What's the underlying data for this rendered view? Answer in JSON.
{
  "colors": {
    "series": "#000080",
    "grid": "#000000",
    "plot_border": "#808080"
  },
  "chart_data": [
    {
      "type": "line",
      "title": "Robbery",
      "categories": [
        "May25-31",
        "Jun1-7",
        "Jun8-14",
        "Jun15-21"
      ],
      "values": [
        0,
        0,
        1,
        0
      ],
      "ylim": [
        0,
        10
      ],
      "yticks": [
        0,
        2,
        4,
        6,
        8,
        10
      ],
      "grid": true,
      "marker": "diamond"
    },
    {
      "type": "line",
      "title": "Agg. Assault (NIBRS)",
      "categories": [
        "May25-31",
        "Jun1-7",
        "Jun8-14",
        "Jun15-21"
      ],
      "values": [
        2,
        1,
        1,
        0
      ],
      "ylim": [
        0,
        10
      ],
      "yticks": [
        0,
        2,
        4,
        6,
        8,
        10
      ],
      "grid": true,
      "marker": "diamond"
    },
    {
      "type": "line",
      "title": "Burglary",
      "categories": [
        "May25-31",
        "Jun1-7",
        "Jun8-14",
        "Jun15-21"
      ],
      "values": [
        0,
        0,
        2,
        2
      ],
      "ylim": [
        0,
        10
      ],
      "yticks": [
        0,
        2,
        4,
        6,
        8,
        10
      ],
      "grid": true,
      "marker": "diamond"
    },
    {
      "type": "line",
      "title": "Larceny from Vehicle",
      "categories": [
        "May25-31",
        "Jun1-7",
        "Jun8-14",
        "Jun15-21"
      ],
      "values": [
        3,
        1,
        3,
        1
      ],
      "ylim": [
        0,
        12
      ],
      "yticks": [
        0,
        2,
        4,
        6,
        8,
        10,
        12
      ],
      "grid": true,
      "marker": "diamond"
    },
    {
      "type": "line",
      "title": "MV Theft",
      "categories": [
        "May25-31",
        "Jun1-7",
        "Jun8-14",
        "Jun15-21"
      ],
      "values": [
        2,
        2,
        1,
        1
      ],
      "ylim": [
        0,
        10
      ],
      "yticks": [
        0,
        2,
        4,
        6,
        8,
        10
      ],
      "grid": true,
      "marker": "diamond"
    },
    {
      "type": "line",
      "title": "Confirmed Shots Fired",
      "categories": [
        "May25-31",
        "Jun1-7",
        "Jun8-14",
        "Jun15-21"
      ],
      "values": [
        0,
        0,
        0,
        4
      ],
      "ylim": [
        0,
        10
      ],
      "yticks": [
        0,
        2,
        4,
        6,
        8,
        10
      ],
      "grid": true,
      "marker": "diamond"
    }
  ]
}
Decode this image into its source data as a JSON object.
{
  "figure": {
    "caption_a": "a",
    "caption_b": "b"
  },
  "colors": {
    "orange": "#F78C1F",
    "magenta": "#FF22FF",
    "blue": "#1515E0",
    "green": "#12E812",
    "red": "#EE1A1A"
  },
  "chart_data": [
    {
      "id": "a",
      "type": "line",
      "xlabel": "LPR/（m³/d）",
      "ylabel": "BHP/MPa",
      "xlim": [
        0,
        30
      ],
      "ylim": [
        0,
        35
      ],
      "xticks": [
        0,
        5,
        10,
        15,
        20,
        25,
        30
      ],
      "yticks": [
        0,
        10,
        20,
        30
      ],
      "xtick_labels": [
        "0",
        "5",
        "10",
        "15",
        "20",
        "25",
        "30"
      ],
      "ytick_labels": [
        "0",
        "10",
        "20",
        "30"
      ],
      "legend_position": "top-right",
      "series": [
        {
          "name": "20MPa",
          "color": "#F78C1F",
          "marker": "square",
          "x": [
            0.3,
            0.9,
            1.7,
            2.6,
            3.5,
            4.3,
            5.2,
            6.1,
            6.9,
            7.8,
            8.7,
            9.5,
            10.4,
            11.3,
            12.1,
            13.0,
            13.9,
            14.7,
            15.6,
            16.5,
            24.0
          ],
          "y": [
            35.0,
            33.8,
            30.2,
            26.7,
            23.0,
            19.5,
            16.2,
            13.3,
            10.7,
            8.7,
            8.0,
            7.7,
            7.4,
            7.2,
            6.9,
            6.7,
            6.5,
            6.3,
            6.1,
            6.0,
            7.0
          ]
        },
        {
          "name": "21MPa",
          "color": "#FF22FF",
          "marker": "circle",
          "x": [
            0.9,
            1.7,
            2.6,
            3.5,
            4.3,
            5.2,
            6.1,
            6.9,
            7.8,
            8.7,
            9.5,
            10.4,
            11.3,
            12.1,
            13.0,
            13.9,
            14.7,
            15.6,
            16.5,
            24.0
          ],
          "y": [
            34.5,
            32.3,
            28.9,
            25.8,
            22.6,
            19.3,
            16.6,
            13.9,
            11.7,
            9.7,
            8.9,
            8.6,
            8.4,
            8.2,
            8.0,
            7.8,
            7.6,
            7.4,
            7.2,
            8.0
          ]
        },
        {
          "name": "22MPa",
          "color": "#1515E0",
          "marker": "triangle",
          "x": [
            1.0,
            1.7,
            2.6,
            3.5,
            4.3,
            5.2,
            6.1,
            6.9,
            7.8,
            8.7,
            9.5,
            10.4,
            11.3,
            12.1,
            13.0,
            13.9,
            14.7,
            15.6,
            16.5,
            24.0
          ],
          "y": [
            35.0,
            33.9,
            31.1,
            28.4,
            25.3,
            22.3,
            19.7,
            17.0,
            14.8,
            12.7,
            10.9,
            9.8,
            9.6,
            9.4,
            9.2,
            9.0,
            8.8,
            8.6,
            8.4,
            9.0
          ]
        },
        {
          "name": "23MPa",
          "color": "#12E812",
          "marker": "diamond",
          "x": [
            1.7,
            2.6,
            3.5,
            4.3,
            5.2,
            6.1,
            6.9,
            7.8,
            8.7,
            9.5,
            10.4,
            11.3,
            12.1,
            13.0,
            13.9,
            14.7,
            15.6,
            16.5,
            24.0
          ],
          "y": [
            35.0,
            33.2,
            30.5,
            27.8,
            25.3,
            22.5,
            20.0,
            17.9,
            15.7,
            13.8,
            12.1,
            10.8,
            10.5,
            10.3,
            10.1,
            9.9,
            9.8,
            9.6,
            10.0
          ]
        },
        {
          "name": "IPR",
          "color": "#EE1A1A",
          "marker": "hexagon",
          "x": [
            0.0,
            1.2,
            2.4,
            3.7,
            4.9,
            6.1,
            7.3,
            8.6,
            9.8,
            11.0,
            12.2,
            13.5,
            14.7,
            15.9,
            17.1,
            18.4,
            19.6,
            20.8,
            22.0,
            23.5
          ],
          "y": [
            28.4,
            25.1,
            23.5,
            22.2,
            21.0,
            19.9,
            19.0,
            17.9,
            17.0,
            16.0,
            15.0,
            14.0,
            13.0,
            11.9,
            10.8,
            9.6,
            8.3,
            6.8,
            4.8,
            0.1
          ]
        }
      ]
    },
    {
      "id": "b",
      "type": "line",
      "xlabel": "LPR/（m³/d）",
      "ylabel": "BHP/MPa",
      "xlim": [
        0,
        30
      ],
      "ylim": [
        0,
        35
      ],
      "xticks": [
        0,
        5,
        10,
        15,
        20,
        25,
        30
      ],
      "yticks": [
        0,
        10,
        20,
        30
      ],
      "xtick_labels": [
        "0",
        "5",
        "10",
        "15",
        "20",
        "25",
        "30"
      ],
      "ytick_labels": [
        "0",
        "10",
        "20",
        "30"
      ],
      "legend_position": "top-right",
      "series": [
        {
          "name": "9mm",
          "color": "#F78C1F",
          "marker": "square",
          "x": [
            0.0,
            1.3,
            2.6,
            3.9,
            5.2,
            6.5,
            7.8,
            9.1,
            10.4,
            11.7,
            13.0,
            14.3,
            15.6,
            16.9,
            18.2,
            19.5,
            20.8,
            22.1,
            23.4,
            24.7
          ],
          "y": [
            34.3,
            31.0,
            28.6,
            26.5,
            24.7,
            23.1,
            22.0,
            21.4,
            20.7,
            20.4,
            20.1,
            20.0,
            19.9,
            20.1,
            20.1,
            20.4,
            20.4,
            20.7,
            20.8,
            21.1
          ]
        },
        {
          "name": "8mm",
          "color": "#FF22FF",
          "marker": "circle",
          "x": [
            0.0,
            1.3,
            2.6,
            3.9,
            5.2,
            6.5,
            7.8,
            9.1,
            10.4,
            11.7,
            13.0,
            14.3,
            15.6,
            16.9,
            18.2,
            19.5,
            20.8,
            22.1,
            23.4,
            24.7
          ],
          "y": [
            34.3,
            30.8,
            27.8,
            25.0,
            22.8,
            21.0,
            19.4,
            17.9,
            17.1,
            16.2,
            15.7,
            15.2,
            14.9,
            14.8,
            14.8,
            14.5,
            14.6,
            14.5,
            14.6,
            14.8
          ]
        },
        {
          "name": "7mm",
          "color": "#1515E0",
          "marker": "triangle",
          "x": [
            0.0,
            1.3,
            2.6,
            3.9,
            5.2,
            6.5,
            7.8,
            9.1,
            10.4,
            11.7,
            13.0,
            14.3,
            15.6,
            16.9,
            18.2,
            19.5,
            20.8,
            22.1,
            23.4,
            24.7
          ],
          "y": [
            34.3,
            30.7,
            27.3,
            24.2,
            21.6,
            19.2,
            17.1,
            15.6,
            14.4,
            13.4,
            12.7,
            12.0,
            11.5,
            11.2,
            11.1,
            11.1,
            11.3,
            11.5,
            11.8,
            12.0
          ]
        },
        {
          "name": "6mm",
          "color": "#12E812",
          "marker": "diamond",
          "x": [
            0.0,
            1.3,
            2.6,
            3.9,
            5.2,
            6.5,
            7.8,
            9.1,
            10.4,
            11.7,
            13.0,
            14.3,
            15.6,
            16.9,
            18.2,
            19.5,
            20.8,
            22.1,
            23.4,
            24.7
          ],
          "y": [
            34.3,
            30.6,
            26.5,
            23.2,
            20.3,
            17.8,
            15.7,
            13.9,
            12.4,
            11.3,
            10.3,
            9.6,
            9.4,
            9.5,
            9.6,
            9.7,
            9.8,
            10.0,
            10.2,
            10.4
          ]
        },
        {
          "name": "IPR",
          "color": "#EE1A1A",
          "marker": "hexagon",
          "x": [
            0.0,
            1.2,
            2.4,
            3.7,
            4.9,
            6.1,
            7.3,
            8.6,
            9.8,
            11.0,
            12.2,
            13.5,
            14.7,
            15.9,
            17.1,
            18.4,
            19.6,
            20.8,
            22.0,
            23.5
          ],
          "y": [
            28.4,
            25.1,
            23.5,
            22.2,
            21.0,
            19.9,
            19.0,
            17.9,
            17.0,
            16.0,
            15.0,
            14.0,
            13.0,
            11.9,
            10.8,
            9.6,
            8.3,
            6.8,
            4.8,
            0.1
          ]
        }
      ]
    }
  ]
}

• [To do]: Show every line from the listing above in which the string "this" appears.

• [Solution to the exercise]:
What's the underlying data for this rendered view? Answer in JSON.
Decode this image into its source data as a JSON object.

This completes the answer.